* AVAILABLE DATA
* * *

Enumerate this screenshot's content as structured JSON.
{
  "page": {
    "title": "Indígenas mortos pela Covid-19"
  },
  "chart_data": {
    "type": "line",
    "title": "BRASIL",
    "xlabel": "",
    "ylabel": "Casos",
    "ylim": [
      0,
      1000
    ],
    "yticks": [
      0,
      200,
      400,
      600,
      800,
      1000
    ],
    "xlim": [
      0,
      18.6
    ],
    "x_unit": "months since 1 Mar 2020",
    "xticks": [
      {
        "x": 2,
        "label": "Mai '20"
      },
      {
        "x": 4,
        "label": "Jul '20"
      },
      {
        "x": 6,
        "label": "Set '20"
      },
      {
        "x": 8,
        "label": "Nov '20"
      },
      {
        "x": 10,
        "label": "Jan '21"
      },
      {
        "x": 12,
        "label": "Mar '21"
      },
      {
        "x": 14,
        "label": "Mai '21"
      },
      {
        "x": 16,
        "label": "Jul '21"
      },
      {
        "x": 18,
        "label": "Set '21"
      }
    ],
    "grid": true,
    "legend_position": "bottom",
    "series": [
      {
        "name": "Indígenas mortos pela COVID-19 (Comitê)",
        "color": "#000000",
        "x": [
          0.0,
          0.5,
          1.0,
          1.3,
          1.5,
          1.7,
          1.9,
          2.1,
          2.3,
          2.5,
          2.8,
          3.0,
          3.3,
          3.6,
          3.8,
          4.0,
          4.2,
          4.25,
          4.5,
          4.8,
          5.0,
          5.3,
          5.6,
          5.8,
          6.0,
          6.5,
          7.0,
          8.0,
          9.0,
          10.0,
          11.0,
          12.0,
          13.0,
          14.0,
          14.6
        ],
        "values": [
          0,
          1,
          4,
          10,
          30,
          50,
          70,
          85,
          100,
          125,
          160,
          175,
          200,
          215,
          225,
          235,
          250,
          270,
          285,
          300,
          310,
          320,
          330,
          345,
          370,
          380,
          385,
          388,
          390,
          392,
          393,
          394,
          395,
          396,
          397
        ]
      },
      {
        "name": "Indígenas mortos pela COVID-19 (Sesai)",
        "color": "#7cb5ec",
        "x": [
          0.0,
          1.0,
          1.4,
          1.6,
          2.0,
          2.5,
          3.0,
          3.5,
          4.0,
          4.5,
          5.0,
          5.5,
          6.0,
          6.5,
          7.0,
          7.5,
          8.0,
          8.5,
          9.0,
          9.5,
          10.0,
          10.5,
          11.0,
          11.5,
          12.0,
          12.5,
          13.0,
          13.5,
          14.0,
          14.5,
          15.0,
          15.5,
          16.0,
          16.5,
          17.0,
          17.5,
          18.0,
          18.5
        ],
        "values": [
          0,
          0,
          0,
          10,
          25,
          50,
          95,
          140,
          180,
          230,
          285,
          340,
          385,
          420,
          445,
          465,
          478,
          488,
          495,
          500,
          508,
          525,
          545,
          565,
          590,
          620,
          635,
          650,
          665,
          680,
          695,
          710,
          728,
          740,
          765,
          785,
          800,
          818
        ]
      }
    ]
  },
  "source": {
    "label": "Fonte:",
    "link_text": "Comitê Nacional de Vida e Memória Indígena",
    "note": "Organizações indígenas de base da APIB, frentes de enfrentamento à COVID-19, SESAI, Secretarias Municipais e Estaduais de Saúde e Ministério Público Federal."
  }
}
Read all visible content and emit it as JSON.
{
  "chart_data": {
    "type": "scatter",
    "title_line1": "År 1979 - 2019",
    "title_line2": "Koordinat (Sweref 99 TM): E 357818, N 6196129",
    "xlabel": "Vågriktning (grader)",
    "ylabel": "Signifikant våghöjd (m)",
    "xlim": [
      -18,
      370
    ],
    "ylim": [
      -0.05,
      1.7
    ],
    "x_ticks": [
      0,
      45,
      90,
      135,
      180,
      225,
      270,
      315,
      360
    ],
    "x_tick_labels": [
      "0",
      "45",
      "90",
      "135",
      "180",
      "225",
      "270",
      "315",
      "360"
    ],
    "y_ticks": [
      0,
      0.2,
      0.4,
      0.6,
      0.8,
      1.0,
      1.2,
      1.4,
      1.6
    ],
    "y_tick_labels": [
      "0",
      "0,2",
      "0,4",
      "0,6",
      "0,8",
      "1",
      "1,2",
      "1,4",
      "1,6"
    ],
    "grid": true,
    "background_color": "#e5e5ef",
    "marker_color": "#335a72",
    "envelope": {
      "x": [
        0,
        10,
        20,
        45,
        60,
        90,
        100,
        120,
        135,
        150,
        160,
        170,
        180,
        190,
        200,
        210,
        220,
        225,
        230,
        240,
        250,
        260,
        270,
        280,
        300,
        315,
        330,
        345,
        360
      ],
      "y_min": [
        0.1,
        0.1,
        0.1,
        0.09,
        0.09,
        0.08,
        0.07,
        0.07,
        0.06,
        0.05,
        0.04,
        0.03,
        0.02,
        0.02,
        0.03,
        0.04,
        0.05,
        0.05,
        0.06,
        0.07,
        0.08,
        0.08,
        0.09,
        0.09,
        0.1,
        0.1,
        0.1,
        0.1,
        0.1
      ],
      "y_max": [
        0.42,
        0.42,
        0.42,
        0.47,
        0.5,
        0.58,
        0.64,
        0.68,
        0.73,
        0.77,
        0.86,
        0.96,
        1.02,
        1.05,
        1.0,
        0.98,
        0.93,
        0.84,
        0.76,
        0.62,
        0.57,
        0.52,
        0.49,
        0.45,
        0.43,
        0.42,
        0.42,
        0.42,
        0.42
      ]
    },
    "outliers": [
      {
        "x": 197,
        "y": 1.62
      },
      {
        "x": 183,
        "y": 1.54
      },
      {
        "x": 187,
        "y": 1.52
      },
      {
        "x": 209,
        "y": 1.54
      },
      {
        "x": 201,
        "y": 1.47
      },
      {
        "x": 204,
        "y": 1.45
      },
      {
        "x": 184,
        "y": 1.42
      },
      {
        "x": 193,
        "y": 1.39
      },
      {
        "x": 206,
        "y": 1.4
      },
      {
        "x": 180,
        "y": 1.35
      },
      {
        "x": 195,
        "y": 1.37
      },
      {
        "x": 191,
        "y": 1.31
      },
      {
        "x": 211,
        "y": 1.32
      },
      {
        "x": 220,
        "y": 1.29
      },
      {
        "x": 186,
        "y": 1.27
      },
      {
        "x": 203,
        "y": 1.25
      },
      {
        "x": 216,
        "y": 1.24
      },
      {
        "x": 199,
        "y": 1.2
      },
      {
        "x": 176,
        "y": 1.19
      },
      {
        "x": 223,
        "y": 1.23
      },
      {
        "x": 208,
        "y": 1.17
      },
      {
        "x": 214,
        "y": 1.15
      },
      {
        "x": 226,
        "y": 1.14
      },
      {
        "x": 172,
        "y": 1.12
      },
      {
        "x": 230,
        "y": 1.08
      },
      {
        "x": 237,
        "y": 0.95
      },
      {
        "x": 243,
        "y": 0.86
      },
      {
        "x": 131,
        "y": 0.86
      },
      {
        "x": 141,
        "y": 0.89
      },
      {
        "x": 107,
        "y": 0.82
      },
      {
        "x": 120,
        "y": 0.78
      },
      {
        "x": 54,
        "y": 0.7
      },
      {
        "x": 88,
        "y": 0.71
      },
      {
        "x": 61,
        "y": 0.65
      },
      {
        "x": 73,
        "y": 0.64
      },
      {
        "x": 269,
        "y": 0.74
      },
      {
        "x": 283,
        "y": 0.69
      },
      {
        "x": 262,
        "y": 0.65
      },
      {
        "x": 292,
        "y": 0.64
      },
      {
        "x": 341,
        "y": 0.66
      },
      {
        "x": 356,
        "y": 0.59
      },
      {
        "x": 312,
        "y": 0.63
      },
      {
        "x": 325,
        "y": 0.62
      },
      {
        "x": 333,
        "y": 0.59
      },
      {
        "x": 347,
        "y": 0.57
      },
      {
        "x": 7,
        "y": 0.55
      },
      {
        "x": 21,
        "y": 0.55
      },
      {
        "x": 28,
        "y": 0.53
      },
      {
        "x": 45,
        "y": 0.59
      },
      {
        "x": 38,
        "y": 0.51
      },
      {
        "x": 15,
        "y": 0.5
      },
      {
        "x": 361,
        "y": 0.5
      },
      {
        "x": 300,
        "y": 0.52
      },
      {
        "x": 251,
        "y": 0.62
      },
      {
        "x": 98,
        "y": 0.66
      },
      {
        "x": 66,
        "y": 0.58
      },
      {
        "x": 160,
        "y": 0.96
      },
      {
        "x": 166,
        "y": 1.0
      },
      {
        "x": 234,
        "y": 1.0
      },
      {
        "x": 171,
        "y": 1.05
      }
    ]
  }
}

* * *

* STATED PROBLEM
Scan the listing above and copy all lines containing the word "ylabel".

* SOLUTION TO THIS PROBLEM
    "ylabel": "Casos",
    "ylabel": "Signifikant våghöjd (m)",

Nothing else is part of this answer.